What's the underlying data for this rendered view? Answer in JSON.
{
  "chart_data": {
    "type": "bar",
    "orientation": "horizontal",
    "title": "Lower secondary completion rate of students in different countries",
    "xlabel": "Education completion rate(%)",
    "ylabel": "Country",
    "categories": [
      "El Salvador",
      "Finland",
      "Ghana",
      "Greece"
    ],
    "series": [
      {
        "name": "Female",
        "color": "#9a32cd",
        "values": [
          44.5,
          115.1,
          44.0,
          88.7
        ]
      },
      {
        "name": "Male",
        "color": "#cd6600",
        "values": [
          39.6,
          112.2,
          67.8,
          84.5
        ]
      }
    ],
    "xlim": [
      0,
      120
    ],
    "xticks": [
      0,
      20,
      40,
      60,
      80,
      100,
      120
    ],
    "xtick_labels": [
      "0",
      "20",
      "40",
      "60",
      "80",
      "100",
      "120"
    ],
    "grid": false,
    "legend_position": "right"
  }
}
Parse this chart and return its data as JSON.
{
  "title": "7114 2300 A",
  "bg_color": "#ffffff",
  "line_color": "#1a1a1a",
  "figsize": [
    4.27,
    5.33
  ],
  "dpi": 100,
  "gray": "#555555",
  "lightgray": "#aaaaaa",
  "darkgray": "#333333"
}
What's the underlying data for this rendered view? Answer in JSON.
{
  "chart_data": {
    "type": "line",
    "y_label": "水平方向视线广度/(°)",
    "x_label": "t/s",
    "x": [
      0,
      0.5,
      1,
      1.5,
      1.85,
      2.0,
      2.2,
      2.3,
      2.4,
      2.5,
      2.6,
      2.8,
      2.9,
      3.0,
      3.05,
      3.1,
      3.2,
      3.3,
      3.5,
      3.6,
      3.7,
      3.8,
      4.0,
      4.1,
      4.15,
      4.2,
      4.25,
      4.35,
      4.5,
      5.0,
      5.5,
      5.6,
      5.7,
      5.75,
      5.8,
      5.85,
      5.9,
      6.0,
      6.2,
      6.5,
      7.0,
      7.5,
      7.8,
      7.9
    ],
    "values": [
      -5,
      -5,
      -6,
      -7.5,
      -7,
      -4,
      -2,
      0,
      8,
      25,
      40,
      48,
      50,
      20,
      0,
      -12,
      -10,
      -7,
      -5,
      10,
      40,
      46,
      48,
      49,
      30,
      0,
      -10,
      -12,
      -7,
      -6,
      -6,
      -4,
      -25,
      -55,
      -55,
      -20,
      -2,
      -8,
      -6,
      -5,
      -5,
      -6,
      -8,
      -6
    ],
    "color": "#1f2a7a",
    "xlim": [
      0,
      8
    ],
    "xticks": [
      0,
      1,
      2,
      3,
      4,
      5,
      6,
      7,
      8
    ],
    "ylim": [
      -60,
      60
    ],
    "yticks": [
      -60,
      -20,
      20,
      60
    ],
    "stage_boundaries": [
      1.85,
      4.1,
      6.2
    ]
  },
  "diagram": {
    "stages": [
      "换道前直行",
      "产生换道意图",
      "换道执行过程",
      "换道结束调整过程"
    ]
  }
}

===

● Stated goal:
Without omitting anything, output the entries exactly.

● Task solution:
What's the underlying data for this rendered view? Answer in JSON.
{
  "chart_data": {
    "type": "bar",
    "orientation": "horizontal",
    "title": "Lower secondary completion rate of students in different countries",
    "xlabel": "Education completion rate(%)",
    "ylabel": "Country",
    "categories": [
      "El Salvador",
      "Finland",
      "Ghana",
      "Greece"
    ],
    "series": [
      {
        "name": "Female",
        "color": "#9a32cd",
        "values": [
          44.5,
          115.1,
          44.0,
          88.7
        ]
      },
      {
        "name": "Male",
        "color": "#cd6600",
        "values": [
          39.6,
          112.2,
          67.8,
          84.5
        ]
      }
    ],
    "xlim": [
      0,
      120
    ],
    "xticks": [
      0,
      20,
      40,
      60,
      80,
      100,
      120
    ],
    "xtick_labels": [
      "0",
      "20",
      "40",
      "60",
      "80",
      "100",
      "120"
    ],
    "grid": false,
    "legend_position": "right"
  }
}
Parse this chart and return its data as JSON.
{
  "title": "7114 2300 A",
  "bg_color": "#ffffff",
  "line_color": "#1a1a1a",
  "figsize": [
    4.27,
    5.33
  ],
  "dpi": 100,
  "gray": "#555555",
  "lightgray": "#aaaaaa",
  "darkgray": "#333333"
}
What's the underlying data for this rendered view? Answer in JSON.
{
  "chart_data": {
    "type": "line",
    "y_label": "水平方向视线广度/(°)",
    "x_label": "t/s",
    "x": [
      0,
      0.5,
      1,
      1.5,
      1.85,
      2.0,
      2.2,
      2.3,
      2.4,
      2.5,
      2.6,
      2.8,
      2.9,
      3.0,
      3.05,
      3.1,
      3.2,
      3.3,
      3.5,
      3.6,
      3.7,
      3.8,
      4.0,
      4.1,
      4.15,
      4.2,
      4.25,
      4.35,
      4.5,
      5.0,
      5.5,
      5.6,
      5.7,
      5.75,
      5.8,
      5.85,
      5.9,
      6.0,
      6.2,
      6.5,
      7.0,
      7.5,
      7.8,
      7.9
    ],
    "values": [
      -5,
      -5,
      -6,
      -7.5,
      -7,
      -4,
      -2,
      0,
      8,
      25,
      40,
      48,
      50,
      20,
      0,
      -12,
      -10,
      -7,
      -5,
      10,
      40,
      46,
      48,
      49,
      30,
      0,
      -10,
      -12,
      -7,
      -6,
      -6,
      -4,
      -25,
      -55,
      -55,
      -20,
      -2,
      -8,
      -6,
      -5,
      -5,
      -6,
      -8,
      -6
    ],
    "color": "#1f2a7a",
    "xlim": [
      0,
      8
    ],
    "xticks": [
      0,
      1,
      2,
      3,
      4,
      5,
      6,
      7,
      8
    ],
    "ylim": [
      -60,
      60
    ],
    "yticks": [
      -60,
      -20,
      20,
      60
    ],
    "stage_boundaries": [
      1.85,
      4.1,
      6.2
    ]
  },
  "diagram": {
    "stages": [
      "换道前直行",
      "产生换道意图",
      "换道执行过程",
      "换道结束调整过程"
    ]
  }
}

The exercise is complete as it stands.